TASK TO CARRY OUT>
Gather every line of the entries that includes the word "липидная".
-- START --
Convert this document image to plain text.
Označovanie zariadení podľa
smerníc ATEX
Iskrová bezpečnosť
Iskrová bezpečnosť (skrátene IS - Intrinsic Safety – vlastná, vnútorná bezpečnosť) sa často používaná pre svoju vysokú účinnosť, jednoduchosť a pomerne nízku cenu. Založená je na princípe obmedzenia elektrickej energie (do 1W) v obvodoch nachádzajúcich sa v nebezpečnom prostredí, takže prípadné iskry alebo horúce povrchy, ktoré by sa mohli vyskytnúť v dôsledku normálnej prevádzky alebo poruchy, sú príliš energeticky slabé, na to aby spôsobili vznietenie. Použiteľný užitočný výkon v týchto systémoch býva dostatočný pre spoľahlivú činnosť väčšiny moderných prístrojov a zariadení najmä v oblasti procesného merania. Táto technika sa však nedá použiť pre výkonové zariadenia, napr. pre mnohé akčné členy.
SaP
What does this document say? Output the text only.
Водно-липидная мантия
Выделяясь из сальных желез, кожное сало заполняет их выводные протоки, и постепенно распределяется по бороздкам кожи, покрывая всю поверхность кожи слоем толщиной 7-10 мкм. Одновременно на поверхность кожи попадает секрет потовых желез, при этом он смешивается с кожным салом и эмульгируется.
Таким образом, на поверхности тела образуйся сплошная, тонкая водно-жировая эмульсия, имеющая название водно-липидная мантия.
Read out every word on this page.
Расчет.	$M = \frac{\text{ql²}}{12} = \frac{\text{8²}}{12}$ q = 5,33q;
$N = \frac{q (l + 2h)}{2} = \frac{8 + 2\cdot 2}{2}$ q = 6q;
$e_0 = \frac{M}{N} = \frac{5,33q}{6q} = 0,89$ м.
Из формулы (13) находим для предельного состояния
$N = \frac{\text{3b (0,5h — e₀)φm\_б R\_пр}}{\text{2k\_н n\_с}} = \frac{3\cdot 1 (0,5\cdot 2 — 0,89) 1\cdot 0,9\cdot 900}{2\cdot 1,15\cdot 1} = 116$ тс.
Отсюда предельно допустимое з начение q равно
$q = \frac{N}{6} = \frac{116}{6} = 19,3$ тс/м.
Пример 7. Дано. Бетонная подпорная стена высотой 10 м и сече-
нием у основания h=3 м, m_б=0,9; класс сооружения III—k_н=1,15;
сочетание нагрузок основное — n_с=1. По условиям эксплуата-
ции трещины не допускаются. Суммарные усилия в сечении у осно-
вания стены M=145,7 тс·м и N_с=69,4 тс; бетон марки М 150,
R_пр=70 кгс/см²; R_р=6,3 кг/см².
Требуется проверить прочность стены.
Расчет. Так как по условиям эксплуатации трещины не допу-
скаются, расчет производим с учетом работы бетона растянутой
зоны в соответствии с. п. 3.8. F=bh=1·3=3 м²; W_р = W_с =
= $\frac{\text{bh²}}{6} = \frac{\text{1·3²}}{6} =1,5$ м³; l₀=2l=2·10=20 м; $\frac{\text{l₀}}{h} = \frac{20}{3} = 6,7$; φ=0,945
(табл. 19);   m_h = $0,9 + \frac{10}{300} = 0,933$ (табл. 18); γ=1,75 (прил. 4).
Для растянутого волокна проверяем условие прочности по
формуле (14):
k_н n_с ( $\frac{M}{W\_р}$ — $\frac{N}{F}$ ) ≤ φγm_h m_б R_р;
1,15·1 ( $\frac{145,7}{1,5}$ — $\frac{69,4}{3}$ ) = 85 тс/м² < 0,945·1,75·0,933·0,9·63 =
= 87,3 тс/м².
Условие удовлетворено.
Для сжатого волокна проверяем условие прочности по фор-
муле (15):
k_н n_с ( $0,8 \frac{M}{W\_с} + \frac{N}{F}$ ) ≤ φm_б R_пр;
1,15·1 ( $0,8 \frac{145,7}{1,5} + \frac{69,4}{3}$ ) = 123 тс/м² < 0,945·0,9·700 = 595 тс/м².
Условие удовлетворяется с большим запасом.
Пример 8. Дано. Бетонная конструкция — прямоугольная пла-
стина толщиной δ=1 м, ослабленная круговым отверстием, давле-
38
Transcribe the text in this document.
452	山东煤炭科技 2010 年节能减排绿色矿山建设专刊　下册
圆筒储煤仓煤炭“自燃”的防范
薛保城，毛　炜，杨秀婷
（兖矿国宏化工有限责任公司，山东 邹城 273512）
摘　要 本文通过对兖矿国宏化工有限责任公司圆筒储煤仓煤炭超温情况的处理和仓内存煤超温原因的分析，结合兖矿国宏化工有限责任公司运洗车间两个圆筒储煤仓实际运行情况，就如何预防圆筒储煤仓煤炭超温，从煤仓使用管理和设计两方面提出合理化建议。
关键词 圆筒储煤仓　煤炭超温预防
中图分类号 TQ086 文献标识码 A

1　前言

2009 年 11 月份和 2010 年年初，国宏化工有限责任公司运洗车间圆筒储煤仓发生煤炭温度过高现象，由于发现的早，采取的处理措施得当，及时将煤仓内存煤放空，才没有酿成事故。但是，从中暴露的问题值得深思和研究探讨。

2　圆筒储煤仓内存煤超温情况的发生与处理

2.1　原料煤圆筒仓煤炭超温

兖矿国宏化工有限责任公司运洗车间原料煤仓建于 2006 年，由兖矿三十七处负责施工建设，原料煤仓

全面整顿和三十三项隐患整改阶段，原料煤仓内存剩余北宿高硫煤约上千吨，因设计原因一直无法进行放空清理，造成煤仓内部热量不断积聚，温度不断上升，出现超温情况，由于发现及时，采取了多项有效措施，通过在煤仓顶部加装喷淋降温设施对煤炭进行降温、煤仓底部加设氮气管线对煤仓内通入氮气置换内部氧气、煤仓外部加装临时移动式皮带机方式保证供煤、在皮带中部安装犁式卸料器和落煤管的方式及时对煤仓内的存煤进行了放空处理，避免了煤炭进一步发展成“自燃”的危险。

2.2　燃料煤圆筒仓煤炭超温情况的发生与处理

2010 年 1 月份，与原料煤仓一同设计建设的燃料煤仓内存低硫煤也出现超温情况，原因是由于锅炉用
-- END --
WRITTEN SOLUTION>
Водно-липидная мантия
Таким образом, на поверхности тела образуйся сплошная, тонкая водно-жировая эмульсия, имеющая название водно-липидная мантия.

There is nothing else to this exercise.